* Source extract *
----

- Born: 23 May 1074 Spalding, Lincolnshire, England
- Died: 1136 (aged 61–62) Chester, Cheshire, England
- Other name: Lucia
- Title: Countess-consort of Chester
- Term: 1120–1129
- Spouses: 1) Ivo Taillebois; 2) Roger fitz Gerold [de Roumare]; 3) Ranulf le Meschin;
- Children: William de Roumare, Ranulf de Gernon, Alicia

= Lucy of Bolingbroke =

Anglo-Norman heiress

Lucy of Bolingbroke or Lucia Thoroldsdottir of Lincoln (died circa 1136) was an Anglo-Norman heiress in central England and, later in life, countess of Chester. Probably related to the old English earls of Mercia, she came to possess extensive lands in Lincolnshire which she passed on to her husbands and sons. She was a notable religious patron, founding or co-founding two small religious houses and endowing several with lands and churches.

----

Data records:
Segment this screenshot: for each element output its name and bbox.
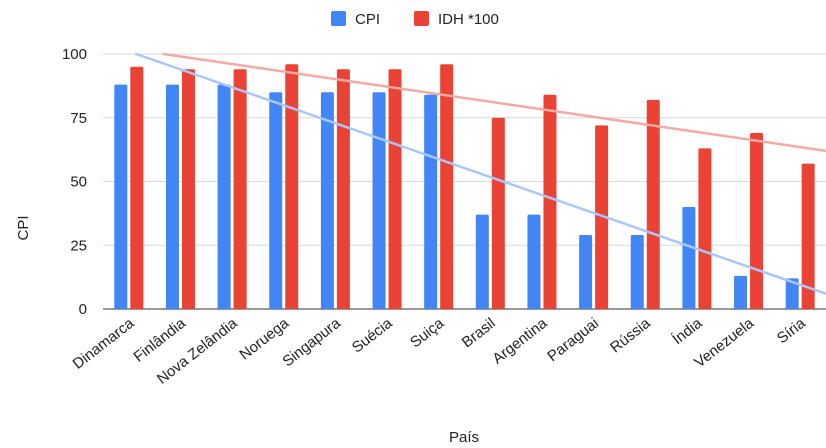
trendline-idh-100 bbox=[162, 52, 826, 153]
bar-cpi-1 bbox=[165, 84, 179, 309]
bar-idh-100-6 bbox=[440, 64, 454, 309]
bar-cpi-11 bbox=[682, 207, 696, 309]
legend-swatch bbox=[414, 11, 429, 26]
legend-label: IDH *100 bbox=[438, 11, 499, 28]
bar-cpi-13 bbox=[785, 278, 799, 309]
x-tick-label: Singapura bbox=[279, 314, 344, 370]
x-axis-title: País bbox=[449, 429, 479, 446]
bar-idh-100-11 bbox=[698, 148, 712, 309]
x-tick-label: Índia bbox=[669, 314, 706, 348]
bar-cpi-5 bbox=[372, 92, 386, 309]
bar-idh-100-2 bbox=[233, 69, 247, 309]
legend-label: CPI bbox=[355, 11, 380, 28]
y-tick-label: 75 bbox=[70, 110, 87, 127]
bar-idh-100-4 bbox=[336, 69, 350, 309]
x-tick-label: Paraguai bbox=[544, 315, 602, 365]
bar-cpi-9 bbox=[579, 235, 593, 309]
y-tick-label: 100 bbox=[62, 46, 87, 63]
x-tick-label: Brasil bbox=[459, 315, 499, 351]
bar-cpi-10 bbox=[630, 235, 644, 309]
trendlines bbox=[134, 52, 826, 295]
bar-idh-100-5 bbox=[388, 69, 402, 309]
bar-idh-100-0 bbox=[130, 66, 144, 309]
bar-idh-100-10 bbox=[646, 99, 660, 310]
y-axis-title: CPI bbox=[15, 215, 32, 240]
legend: CPI IDH *100 bbox=[331, 11, 499, 28]
x-tick-label: Suiça bbox=[407, 314, 448, 351]
legend-swatch bbox=[331, 11, 346, 26]
bar-idh-100-7 bbox=[491, 117, 505, 309]
bar-idh-100-13 bbox=[801, 163, 815, 309]
bar-cpi-2 bbox=[217, 84, 231, 309]
y-tick-label: 0 bbox=[79, 301, 87, 318]
y-tick-label: 25 bbox=[70, 237, 87, 254]
bar-cpi-7 bbox=[475, 214, 489, 309]
bar-idh-100-9 bbox=[595, 125, 609, 310]
bar-cpi-4 bbox=[320, 92, 334, 309]
y-tick-label: 50 bbox=[70, 174, 87, 191]
bar-idh-100-8 bbox=[543, 94, 557, 309]
bar-idh-100-3 bbox=[285, 64, 299, 309]
x-tick-label: Rússia bbox=[607, 314, 654, 356]
bar-cpi-8 bbox=[527, 214, 541, 309]
x-tick-label: Argentina bbox=[489, 314, 551, 367]
bar-cpi-0 bbox=[114, 84, 128, 309]
x-tick-label: Dinamarca bbox=[70, 314, 138, 372]
bar-cpi-12 bbox=[734, 275, 748, 309]
y-axis-ticks: 0 25 50 75 100 bbox=[62, 46, 87, 318]
bar-idh-100-1 bbox=[181, 69, 195, 309]
bar-idh-100-12 bbox=[750, 133, 764, 309]
bars bbox=[114, 64, 815, 310]
bar-cpi-6 bbox=[424, 94, 438, 309]
bar-cpi-3 bbox=[269, 92, 283, 309]
trendline-cpi bbox=[134, 52, 826, 295]
x-tick-label: Síria bbox=[774, 314, 809, 347]
gridlines bbox=[103, 53, 826, 310]
x-tick-label: Suécia bbox=[349, 314, 396, 356]
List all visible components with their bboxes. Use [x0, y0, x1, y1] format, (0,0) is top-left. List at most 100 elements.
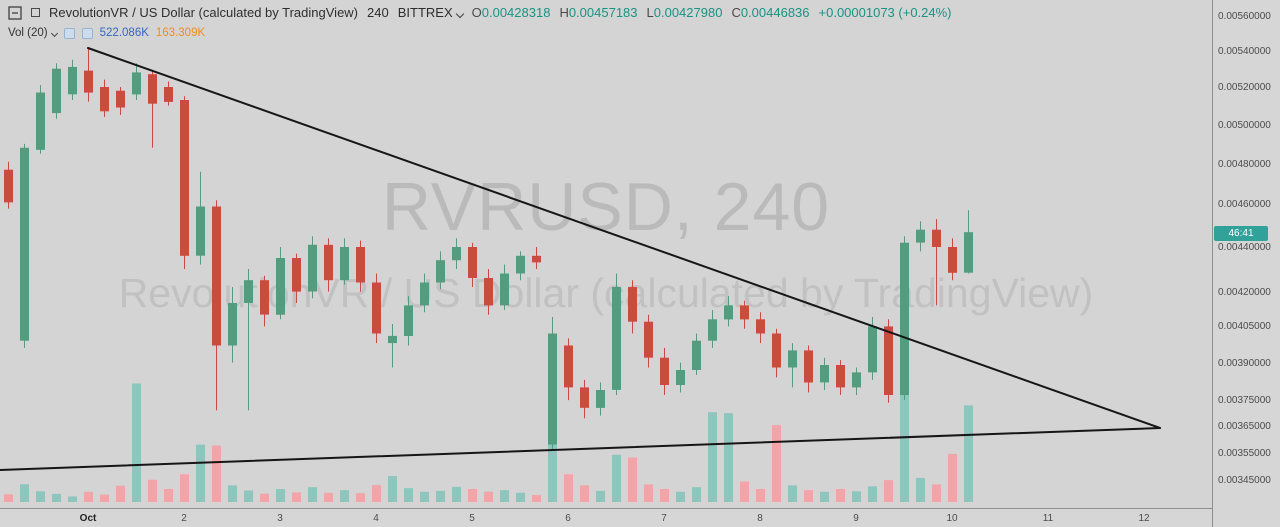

----

* Your task *
Output the entire text about Lucy of Bolingbroke word for word. This material comes from a different source than the text.

* Written response *
- Born: 23 May 1074 Spalding, Lincolnshire, England
- Died: 1136 (aged 61–62) Chester, Cheshire, England
- Other name: Lucia
- Title: Countess-consort of Chester
- Term: 1120–1129
- Spouses: 1) Ivo Taillebois; 2) Roger fitz Gerold [de Roumare]; 3) Ranulf le Meschin;
- Children: William de Roumare, Ranulf de Gernon, Alicia

= Lucy of Bolingbroke =

Anglo-Norman heiress

Lucy of Bolingbroke or Lucia Thoroldsdottir of Lincoln (died circa 1136) was an Anglo-Norman heiress in central England and, later in life, countess of Chester. Probably related to the old English earls of Mercia, she came to possess extensive lands in Lincolnshire which she passed on to her husbands and sons. She was a notable religious patron, founding or co-founding two small religious houses and endowing several with lands and churches.